(A block of data)
<<<<
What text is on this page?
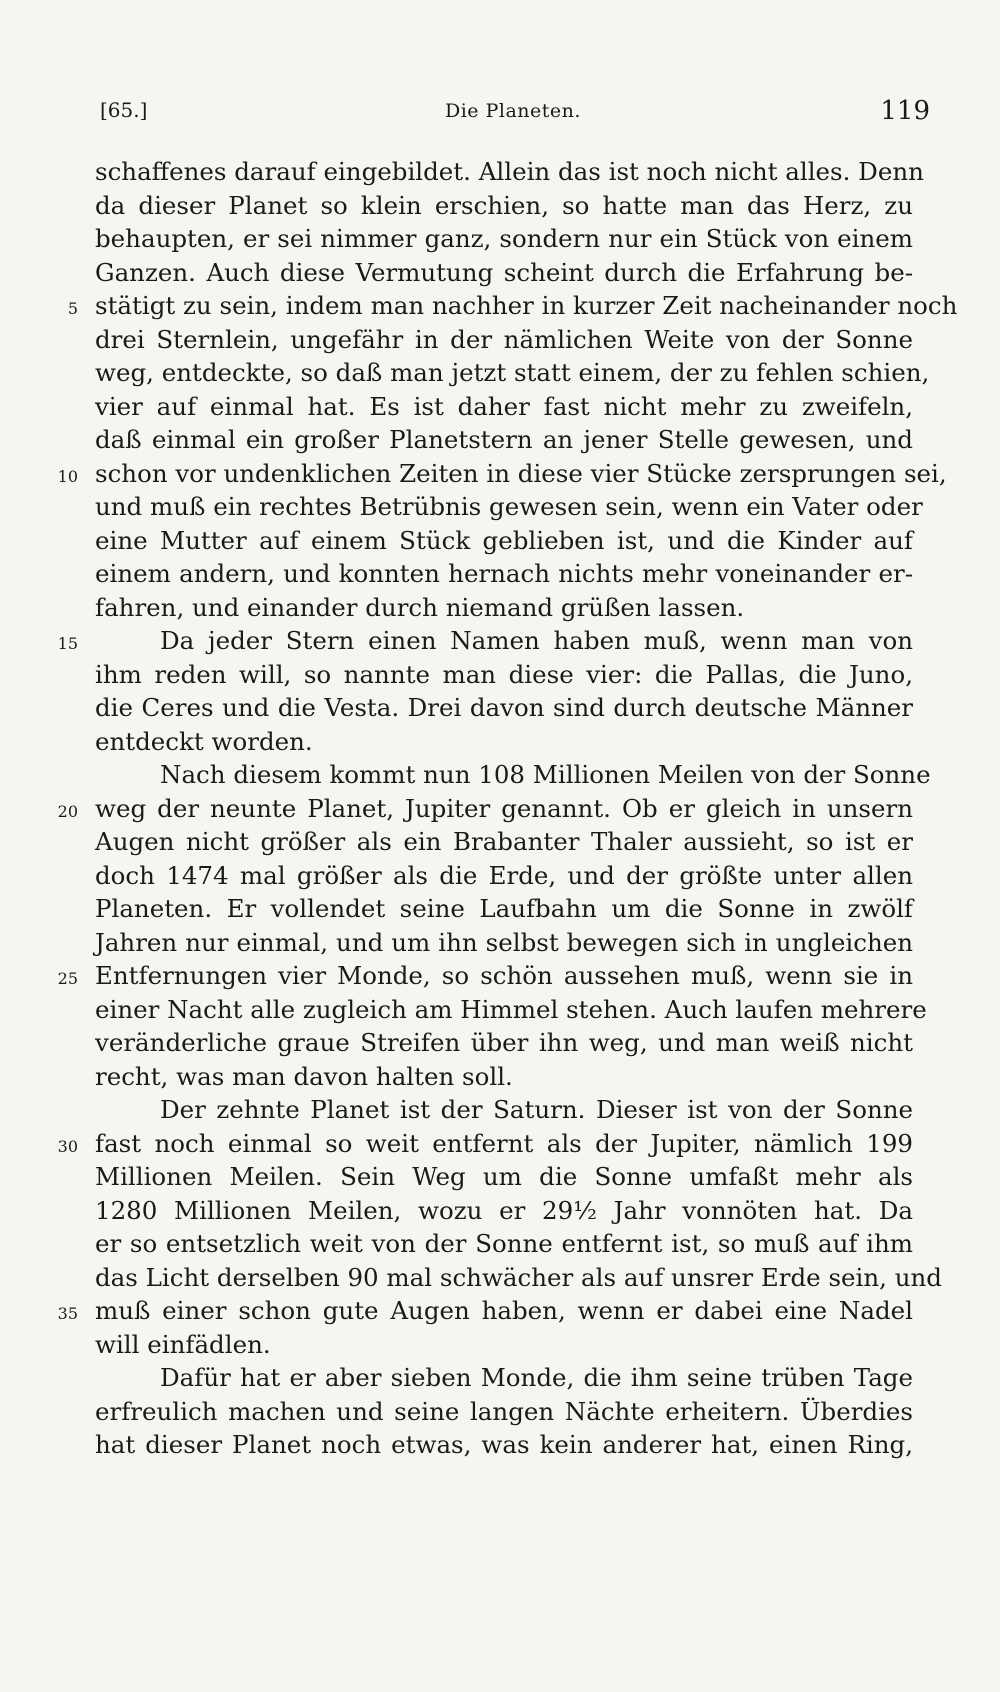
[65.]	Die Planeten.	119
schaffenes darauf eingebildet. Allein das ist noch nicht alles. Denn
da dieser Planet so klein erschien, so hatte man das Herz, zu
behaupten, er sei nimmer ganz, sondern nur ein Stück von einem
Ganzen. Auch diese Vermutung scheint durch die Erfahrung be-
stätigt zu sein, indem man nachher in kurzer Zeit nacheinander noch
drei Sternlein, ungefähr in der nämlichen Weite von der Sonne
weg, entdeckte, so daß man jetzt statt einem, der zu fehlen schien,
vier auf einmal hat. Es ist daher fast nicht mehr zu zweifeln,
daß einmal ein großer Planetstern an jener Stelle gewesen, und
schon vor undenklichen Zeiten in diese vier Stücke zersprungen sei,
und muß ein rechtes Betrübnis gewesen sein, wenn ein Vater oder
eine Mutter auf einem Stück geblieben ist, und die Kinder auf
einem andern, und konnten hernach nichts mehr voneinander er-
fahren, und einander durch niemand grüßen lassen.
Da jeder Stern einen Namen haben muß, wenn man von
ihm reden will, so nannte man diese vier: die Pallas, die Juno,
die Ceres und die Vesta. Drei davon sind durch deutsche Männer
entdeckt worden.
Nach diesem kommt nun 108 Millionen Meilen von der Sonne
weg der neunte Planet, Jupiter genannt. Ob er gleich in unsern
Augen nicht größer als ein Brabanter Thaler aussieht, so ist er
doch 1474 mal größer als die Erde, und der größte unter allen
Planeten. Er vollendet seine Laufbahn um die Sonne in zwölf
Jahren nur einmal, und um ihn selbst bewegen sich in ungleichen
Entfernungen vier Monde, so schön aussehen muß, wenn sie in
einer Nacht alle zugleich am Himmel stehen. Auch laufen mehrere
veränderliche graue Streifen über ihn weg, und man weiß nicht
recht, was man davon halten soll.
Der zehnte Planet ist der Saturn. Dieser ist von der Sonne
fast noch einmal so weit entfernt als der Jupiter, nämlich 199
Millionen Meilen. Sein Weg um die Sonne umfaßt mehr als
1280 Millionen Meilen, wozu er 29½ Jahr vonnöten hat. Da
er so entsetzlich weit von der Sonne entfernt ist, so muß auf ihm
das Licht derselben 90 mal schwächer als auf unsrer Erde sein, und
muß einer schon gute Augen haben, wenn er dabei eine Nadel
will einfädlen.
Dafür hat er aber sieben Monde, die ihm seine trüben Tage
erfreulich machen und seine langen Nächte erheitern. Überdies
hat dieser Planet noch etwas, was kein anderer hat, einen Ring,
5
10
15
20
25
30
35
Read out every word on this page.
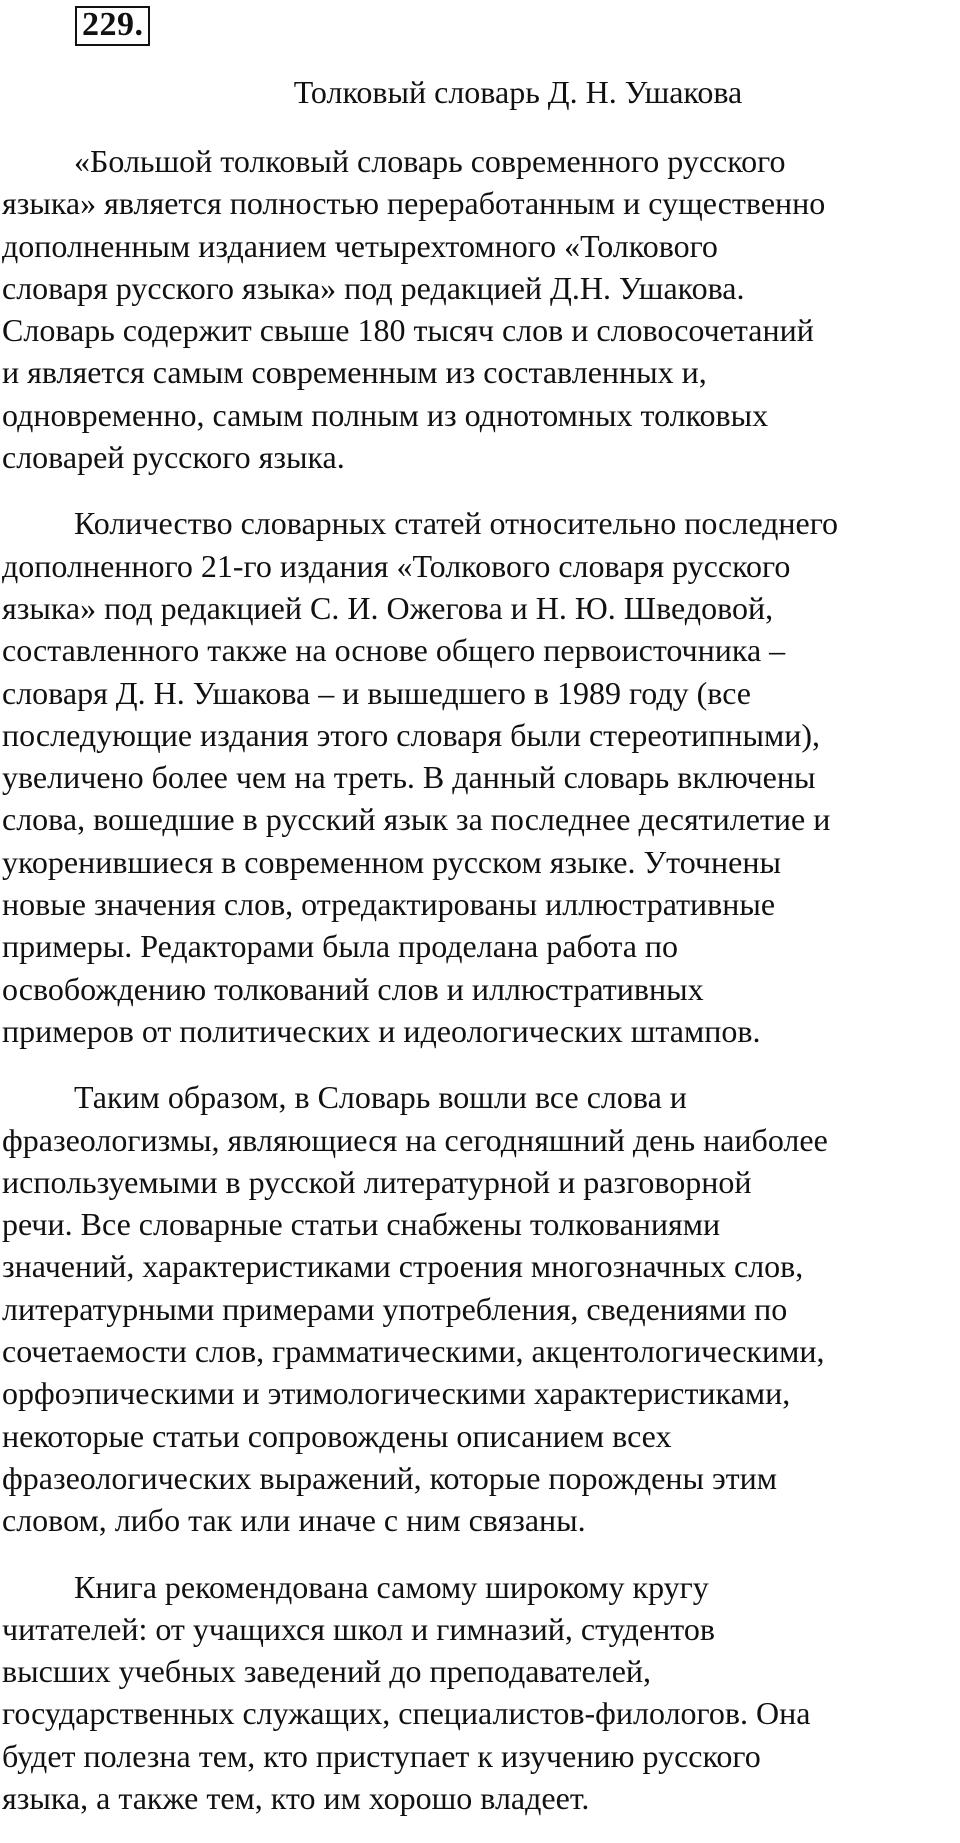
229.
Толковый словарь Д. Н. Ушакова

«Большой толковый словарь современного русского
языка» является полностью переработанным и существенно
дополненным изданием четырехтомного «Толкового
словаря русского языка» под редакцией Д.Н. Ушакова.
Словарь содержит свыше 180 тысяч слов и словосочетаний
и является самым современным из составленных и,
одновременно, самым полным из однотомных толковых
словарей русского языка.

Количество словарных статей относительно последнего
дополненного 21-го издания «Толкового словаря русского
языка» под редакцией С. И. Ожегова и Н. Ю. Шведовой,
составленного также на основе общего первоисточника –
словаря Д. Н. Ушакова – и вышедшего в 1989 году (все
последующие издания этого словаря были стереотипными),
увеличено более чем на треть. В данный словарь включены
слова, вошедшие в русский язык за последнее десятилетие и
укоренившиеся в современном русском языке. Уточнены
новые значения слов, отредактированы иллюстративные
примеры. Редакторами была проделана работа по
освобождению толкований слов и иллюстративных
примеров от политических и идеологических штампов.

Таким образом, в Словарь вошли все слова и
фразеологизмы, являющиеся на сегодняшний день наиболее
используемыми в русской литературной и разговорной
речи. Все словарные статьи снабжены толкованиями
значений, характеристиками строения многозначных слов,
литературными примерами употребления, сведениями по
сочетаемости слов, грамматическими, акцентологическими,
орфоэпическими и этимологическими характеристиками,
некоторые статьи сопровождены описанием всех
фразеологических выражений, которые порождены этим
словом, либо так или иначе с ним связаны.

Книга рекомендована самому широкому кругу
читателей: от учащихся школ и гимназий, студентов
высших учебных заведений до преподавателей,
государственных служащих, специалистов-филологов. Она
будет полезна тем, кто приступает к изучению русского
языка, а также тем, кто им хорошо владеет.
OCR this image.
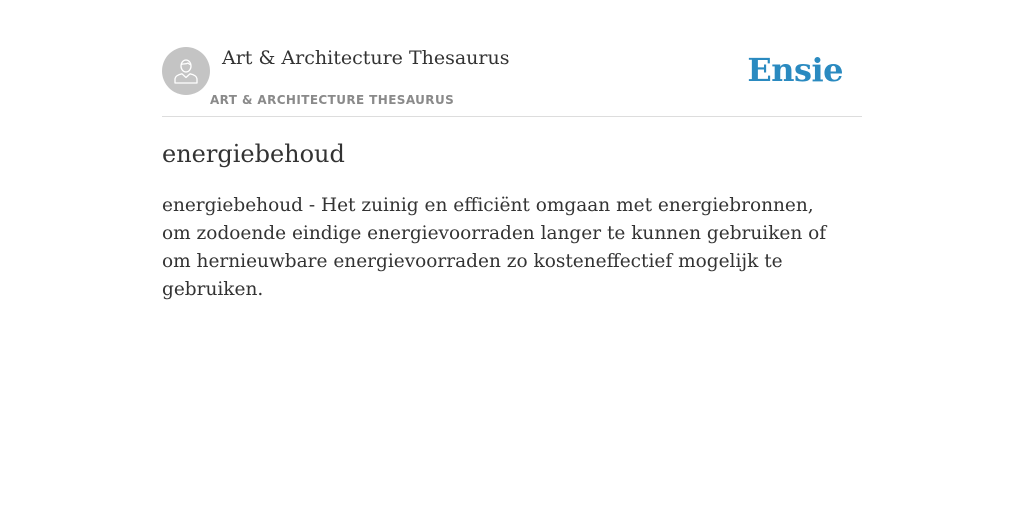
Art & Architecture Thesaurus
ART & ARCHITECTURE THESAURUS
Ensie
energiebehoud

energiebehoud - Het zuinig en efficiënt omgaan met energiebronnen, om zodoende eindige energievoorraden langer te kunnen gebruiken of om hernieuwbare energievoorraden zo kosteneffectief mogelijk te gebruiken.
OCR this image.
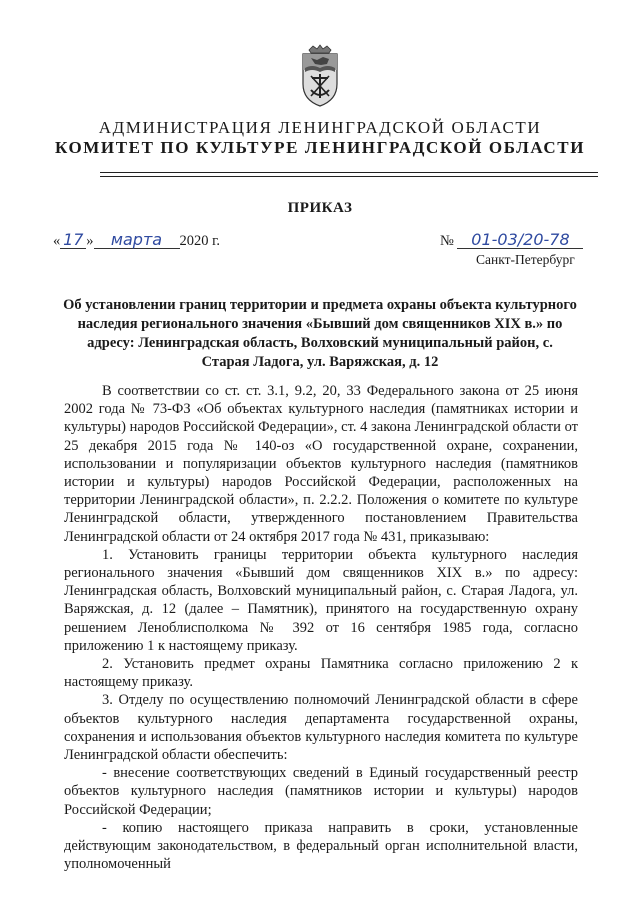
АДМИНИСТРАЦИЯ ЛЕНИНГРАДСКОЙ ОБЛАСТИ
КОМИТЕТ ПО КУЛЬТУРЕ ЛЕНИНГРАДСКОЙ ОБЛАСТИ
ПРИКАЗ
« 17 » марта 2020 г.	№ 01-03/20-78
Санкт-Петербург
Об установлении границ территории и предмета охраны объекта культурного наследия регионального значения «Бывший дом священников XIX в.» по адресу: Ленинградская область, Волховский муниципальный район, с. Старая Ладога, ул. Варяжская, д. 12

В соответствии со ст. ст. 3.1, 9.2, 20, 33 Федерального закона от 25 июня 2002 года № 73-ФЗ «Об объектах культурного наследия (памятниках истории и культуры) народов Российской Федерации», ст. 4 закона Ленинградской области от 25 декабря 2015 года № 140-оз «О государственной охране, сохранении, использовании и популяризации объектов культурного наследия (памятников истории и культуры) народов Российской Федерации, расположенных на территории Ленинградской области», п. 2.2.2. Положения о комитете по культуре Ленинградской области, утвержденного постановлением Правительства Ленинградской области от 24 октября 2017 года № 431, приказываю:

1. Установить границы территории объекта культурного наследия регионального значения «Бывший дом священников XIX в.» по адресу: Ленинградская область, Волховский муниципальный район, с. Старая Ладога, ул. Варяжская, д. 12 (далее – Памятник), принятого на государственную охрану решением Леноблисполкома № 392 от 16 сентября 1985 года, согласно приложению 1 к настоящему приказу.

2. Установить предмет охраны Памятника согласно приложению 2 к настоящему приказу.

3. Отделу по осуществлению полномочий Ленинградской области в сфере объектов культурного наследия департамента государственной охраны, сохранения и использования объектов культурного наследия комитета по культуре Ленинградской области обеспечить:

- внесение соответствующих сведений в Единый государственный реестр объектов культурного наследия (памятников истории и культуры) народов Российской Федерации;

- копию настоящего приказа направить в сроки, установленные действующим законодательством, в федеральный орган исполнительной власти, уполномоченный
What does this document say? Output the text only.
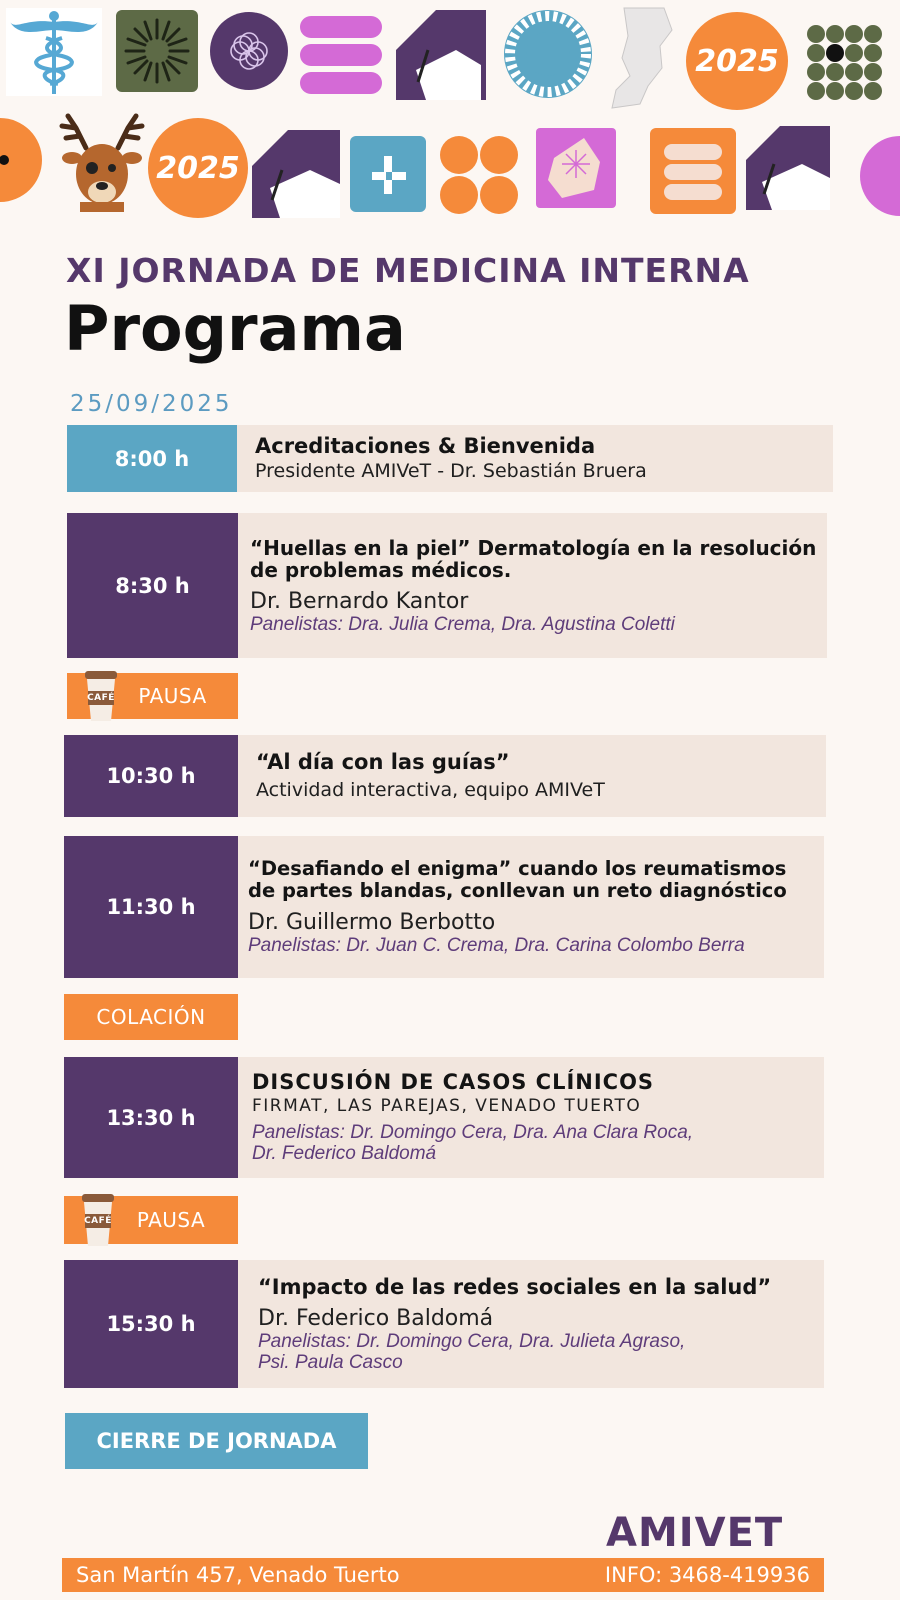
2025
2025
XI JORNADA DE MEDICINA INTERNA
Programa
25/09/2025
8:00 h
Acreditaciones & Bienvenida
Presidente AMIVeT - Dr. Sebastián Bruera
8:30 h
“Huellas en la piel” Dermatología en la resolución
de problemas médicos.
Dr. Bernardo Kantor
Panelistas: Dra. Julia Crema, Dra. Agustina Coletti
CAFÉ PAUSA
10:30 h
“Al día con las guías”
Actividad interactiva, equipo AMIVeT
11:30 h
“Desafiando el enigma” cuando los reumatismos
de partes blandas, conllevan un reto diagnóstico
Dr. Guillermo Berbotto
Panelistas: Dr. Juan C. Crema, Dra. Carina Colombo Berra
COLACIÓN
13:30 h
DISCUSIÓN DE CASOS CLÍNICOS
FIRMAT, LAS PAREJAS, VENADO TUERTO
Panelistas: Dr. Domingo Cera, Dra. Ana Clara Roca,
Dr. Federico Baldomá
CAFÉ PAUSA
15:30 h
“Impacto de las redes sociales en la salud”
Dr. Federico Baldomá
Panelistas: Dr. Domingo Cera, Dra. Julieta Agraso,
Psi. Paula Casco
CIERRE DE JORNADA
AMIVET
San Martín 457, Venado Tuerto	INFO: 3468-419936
>>>>
◆ WHAT IS REQUIRED
Report each line in the data that holds the word "größer".

◆ IN RESPONSE
Augen nicht größer als ein Brabanter Thaler aussieht, so ist er
doch 1474 mal größer als die Erde, und der größte unter allen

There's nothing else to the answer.